Items listed in a dataset
-=-=-

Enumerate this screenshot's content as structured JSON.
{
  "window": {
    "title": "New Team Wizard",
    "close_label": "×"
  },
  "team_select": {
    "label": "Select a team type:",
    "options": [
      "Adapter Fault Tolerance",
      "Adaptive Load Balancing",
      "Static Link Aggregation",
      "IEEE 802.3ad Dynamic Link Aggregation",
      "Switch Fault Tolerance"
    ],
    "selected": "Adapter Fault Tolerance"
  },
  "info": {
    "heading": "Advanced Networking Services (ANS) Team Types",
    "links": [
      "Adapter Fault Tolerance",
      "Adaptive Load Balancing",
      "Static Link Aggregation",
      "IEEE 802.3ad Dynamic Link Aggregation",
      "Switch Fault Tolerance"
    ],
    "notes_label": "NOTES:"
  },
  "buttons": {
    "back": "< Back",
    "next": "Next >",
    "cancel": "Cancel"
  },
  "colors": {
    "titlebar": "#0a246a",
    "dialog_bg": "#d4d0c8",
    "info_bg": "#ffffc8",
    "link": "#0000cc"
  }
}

-=-=-

_AIM:_ Output the entries verbatim.

_WRITTEN ANSWER:_
Enumerate this screenshot's content as structured JSON.
{
  "window": {
    "title": "New Team Wizard",
    "close_label": "×"
  },
  "team_select": {
    "label": "Select a team type:",
    "options": [
      "Adapter Fault Tolerance",
      "Adaptive Load Balancing",
      "Static Link Aggregation",
      "IEEE 802.3ad Dynamic Link Aggregation",
      "Switch Fault Tolerance"
    ],
    "selected": "Adapter Fault Tolerance"
  },
  "info": {
    "heading": "Advanced Networking Services (ANS) Team Types",
    "links": [
      "Adapter Fault Tolerance",
      "Adaptive Load Balancing",
      "Static Link Aggregation",
      "IEEE 802.3ad Dynamic Link Aggregation",
      "Switch Fault Tolerance"
    ],
    "notes_label": "NOTES:"
  },
  "buttons": {
    "back": "< Back",
    "next": "Next >",
    "cancel": "Cancel"
  },
  "colors": {
    "titlebar": "#0a246a",
    "dialog_bg": "#d4d0c8",
    "info_bg": "#ffffc8",
    "link": "#0000cc"
  }
}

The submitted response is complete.